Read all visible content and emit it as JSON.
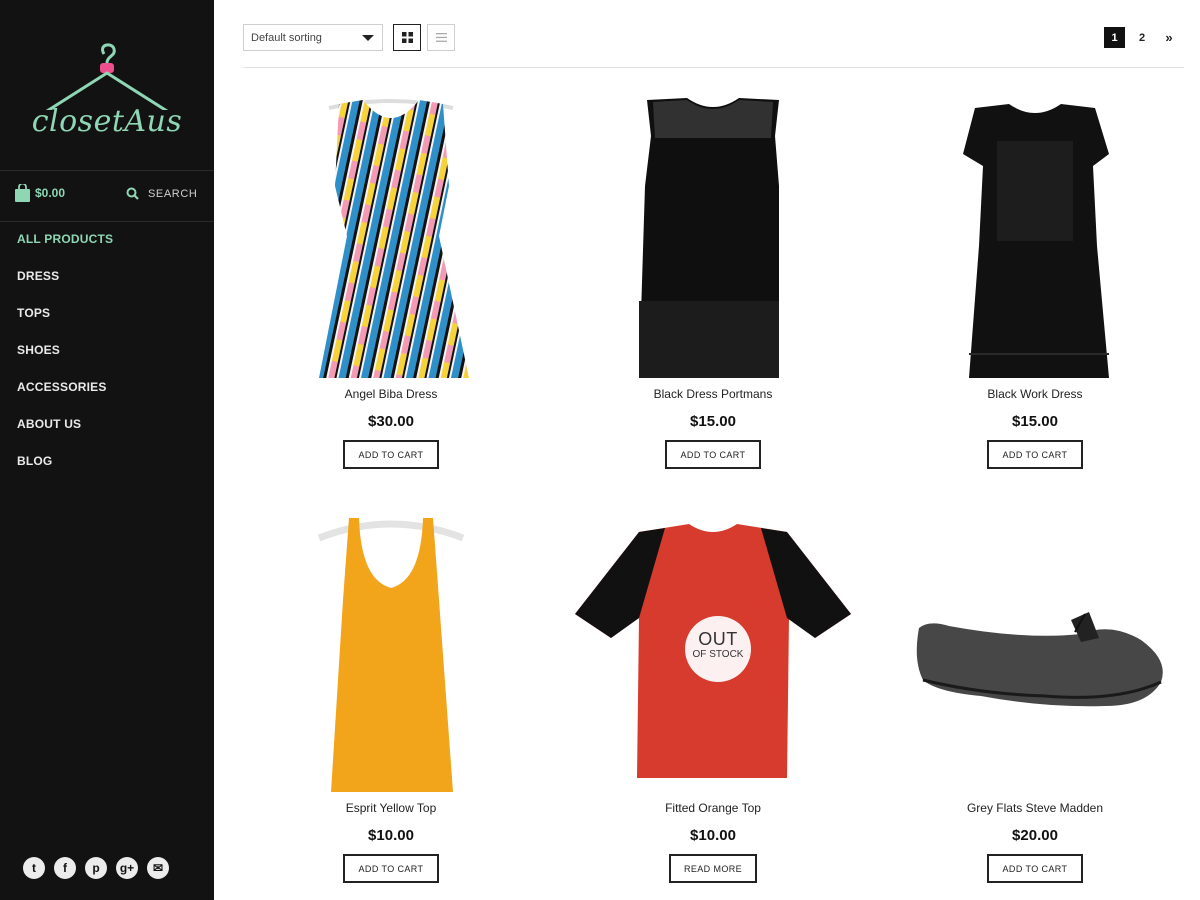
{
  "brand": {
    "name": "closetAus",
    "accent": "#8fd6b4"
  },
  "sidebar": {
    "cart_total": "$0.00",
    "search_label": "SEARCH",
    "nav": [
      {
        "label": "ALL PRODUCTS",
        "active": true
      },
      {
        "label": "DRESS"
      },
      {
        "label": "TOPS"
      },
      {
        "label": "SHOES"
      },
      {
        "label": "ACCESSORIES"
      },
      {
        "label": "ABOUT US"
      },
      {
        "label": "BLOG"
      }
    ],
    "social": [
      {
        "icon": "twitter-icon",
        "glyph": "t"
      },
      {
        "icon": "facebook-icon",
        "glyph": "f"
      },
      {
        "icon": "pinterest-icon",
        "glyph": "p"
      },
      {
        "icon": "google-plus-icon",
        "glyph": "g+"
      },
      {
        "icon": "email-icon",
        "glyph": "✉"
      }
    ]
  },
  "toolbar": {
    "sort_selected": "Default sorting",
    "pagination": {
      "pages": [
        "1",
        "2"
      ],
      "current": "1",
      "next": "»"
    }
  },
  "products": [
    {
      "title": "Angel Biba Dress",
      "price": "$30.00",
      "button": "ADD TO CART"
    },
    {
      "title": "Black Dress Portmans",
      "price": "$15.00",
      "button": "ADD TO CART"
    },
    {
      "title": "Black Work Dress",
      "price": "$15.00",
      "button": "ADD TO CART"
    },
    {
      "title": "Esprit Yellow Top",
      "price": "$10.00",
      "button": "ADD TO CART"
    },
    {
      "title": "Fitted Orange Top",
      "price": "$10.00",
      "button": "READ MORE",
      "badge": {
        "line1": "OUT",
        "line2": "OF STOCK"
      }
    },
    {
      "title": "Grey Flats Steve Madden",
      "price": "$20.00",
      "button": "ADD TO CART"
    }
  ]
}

--------

- Directive: Set out every line from the material that contains the string "title".

- Exercise answer:
      "title": "Angel Biba Dress",
      "title": "Black Dress Portmans",
      "title": "Black Work Dress",
      "title": "Esprit Yellow Top",
      "title": "Fitted Orange Top",
      "title": "Grey Flats Steve Madden",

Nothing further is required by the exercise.